# Exercise prompt
Lines that include the word "this" are the ones to copy.

Start of Exercise material

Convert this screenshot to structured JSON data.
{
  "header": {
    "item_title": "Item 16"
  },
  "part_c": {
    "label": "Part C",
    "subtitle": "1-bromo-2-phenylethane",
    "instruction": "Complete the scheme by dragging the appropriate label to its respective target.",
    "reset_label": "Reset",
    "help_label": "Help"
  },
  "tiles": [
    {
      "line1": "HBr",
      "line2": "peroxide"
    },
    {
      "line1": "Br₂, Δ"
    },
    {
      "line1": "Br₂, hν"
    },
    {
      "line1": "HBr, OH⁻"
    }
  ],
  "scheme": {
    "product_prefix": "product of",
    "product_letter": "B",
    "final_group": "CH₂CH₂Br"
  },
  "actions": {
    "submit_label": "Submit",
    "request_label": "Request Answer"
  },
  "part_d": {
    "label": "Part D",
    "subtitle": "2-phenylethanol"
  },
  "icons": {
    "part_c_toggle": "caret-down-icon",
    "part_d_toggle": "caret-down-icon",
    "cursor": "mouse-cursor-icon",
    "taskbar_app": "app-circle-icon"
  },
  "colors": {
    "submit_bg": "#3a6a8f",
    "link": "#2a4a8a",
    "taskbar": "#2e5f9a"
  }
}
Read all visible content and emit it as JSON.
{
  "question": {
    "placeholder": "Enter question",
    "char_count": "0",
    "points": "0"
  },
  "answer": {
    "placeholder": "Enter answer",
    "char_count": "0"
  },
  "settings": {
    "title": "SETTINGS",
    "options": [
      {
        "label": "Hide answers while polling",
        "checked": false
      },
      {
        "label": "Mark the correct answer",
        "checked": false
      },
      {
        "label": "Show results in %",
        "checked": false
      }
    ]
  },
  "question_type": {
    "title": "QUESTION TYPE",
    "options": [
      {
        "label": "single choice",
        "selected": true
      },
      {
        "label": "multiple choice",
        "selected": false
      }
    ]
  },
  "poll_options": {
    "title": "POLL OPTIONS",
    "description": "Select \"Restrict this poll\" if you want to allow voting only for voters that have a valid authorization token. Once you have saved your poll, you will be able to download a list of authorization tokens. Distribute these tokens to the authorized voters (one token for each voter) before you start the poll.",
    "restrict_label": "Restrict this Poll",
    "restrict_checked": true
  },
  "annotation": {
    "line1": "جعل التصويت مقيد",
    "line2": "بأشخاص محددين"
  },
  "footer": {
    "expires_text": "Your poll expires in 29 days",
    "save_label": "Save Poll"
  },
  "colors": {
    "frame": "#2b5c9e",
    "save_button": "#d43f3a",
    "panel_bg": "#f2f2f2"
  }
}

End of Exercise material

# Solution to the problem
Convert this screenshot to structured JSON data.
    "description": "Select \"Restrict this poll\" if you want to allow voting only for voters that have a valid authorization token. Once you have saved your poll, you will be able to download a list of authorization tokens. Distribute these tokens to the authorized voters (one token for each voter) before you start the poll.",
    "restrict_label": "Restrict this Poll",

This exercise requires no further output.